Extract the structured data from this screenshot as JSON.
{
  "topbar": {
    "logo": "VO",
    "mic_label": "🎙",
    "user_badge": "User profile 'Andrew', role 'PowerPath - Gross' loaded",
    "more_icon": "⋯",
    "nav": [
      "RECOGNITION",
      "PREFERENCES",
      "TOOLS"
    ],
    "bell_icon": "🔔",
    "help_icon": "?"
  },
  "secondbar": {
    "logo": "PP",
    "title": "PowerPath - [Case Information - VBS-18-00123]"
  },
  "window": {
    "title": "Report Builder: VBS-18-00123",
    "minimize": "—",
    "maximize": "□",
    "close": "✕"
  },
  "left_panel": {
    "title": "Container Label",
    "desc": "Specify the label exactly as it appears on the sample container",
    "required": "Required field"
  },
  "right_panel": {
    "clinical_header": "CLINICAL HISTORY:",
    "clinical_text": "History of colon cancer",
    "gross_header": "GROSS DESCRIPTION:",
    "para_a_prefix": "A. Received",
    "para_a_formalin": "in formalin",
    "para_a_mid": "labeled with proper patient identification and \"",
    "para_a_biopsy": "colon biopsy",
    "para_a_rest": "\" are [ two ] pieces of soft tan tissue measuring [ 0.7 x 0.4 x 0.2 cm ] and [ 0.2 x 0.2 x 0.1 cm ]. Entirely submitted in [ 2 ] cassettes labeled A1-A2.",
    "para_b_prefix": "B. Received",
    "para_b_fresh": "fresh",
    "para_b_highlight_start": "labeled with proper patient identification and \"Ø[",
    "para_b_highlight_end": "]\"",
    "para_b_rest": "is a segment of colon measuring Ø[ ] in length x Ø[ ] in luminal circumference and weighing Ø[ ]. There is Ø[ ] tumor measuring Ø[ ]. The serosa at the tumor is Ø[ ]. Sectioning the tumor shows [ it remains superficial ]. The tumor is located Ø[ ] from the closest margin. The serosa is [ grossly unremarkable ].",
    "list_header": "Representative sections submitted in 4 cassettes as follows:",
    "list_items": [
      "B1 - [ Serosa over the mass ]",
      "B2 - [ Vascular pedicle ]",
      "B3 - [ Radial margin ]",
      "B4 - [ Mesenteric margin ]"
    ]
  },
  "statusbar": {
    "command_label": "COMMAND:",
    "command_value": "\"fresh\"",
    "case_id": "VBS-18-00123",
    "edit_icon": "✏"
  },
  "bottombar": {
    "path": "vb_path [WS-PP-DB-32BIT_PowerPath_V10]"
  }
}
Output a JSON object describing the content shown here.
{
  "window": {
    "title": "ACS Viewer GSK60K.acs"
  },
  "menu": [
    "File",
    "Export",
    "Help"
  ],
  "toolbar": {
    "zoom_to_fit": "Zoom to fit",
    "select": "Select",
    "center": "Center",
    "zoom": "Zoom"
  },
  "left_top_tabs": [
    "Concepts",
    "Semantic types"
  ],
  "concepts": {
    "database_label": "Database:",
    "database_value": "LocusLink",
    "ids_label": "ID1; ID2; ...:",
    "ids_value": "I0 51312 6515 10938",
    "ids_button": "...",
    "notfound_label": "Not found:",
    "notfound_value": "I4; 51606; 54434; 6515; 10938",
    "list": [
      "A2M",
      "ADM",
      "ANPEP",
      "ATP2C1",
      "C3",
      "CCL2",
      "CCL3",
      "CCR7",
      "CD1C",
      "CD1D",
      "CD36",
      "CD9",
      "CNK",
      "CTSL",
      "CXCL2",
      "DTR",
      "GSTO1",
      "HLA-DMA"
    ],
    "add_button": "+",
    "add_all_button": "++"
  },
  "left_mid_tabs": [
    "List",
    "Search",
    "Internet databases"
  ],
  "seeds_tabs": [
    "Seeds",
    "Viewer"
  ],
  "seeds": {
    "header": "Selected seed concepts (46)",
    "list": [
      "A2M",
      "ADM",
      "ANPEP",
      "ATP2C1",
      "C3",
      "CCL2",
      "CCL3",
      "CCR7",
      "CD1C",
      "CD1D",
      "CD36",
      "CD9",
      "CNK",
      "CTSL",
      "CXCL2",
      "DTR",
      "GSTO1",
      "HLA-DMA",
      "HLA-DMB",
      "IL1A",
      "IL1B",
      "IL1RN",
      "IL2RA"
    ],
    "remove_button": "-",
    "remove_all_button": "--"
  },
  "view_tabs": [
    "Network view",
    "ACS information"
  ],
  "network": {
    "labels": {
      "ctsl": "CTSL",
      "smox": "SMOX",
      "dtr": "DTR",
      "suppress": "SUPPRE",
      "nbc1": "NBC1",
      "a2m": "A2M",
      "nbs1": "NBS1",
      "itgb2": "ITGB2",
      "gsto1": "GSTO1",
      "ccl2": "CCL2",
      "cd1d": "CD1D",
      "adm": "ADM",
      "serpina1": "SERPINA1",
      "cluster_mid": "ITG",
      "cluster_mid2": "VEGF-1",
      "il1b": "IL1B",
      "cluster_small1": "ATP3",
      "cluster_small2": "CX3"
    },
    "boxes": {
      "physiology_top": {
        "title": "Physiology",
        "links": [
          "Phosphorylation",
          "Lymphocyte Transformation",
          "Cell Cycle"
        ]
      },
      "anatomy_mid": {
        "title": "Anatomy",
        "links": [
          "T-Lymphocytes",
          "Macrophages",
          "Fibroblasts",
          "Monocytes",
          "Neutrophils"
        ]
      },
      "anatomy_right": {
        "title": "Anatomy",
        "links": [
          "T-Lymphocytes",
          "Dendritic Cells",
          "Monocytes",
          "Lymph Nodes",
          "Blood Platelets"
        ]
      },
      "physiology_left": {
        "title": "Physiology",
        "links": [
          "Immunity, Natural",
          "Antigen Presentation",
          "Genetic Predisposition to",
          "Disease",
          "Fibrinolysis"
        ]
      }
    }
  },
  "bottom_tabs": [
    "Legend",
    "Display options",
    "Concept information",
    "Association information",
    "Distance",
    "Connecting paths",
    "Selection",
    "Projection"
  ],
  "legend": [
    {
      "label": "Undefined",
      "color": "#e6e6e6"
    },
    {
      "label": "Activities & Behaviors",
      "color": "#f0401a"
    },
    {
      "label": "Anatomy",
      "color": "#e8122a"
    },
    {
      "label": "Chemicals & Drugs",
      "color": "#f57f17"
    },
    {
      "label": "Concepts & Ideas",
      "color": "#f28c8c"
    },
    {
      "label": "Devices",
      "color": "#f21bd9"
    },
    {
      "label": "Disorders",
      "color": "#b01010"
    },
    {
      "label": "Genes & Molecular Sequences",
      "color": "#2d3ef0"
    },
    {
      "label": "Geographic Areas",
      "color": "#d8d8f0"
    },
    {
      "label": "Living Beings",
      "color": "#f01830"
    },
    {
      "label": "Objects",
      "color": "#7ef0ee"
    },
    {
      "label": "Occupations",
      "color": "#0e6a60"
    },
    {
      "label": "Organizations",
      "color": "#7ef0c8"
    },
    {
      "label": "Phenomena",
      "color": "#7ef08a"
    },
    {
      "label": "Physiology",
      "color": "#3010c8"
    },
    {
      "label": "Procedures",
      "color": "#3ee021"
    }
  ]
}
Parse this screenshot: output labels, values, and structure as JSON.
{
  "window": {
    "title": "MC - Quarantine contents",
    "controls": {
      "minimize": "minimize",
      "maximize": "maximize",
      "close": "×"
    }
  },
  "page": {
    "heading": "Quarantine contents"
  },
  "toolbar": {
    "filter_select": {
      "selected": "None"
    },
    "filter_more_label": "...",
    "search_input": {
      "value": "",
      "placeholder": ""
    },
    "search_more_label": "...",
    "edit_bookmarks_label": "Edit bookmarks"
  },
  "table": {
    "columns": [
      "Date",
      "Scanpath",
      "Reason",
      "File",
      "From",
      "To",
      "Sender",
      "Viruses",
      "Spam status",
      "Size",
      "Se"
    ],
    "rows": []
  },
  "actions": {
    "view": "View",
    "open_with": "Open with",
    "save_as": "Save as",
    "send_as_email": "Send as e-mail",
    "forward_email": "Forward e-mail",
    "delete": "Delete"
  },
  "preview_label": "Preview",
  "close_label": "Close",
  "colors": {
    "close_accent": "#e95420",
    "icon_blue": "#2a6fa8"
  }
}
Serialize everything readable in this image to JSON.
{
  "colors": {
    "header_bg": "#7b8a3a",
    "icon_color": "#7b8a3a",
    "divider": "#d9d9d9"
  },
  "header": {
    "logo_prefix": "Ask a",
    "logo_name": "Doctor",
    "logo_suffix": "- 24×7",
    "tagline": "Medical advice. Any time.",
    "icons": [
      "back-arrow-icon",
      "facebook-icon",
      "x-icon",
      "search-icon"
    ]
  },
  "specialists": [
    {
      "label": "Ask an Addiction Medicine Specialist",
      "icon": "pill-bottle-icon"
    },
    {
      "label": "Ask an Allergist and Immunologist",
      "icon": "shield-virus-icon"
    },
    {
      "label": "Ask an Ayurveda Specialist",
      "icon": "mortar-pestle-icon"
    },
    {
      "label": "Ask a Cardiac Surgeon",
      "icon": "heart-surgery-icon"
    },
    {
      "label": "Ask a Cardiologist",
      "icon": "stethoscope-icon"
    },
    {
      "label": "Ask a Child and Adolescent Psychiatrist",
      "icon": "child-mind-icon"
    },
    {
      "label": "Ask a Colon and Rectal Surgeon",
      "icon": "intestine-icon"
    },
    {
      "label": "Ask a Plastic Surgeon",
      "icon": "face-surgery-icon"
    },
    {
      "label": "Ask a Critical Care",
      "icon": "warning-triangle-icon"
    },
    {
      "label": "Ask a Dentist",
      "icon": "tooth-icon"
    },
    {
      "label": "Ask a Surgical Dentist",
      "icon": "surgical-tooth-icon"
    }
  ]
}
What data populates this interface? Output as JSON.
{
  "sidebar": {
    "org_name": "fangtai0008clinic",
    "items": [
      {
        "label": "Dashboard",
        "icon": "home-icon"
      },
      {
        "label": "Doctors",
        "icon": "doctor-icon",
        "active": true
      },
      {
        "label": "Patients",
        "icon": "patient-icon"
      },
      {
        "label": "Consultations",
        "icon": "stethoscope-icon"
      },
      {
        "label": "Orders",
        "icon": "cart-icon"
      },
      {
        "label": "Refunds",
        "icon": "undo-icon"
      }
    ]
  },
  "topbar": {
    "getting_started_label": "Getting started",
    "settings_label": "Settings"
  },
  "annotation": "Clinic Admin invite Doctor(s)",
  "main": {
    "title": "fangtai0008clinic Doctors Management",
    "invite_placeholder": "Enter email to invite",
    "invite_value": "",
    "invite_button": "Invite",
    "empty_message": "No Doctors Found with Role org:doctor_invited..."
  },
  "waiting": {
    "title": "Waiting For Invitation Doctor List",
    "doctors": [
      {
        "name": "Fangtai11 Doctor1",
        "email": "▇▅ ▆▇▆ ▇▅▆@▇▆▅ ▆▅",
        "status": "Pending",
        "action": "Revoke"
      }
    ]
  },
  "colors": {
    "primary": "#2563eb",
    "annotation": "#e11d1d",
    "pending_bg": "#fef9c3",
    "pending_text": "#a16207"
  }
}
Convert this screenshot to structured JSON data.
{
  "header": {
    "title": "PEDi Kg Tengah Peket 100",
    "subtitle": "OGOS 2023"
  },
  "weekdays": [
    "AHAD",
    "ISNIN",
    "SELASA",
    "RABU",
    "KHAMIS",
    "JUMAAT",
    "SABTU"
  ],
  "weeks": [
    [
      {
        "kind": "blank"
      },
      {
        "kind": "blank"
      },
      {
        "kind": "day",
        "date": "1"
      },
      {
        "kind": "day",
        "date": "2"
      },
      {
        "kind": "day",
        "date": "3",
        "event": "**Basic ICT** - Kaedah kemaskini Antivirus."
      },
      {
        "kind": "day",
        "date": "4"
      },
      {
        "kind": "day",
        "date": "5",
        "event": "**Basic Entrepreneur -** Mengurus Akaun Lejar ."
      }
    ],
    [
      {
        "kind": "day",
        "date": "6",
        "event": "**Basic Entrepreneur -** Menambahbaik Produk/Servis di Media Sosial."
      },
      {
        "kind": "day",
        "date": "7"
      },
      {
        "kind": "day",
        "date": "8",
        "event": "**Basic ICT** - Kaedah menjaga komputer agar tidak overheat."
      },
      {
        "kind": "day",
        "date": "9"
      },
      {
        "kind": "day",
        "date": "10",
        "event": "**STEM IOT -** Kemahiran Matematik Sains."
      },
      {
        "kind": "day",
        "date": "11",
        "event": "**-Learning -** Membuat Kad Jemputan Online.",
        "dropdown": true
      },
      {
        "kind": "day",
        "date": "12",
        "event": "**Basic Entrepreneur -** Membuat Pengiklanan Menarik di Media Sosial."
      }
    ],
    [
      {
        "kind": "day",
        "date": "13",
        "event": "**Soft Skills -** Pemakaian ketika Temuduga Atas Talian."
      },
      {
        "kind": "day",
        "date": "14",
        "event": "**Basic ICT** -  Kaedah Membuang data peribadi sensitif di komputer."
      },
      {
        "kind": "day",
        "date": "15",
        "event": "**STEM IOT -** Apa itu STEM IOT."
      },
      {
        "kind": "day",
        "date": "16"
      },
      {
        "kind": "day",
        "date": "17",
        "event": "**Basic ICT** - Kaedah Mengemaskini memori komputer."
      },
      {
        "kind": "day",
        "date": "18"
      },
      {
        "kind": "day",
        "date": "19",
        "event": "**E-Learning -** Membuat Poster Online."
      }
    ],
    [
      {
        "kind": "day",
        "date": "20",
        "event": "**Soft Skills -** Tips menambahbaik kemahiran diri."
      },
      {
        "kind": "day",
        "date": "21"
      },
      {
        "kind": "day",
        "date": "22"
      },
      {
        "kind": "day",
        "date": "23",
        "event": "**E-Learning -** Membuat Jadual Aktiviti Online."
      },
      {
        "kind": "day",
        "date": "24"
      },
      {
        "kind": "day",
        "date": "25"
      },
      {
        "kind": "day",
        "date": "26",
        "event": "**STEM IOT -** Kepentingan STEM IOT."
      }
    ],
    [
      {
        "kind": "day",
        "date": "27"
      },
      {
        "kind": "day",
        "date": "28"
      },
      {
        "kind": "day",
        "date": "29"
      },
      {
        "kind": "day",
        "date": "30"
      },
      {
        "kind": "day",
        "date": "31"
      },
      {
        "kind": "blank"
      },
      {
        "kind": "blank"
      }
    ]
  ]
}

- - - - - - -

▸ **What the task asks**: Your answer should be every line from the material above in which the word "identification" appears.

▸ **Result for this task**:
    "para_a_mid": "labeled with proper patient identification and \"",
    "para_b_highlight_start": "labeled with proper patient identification and \"Ø[",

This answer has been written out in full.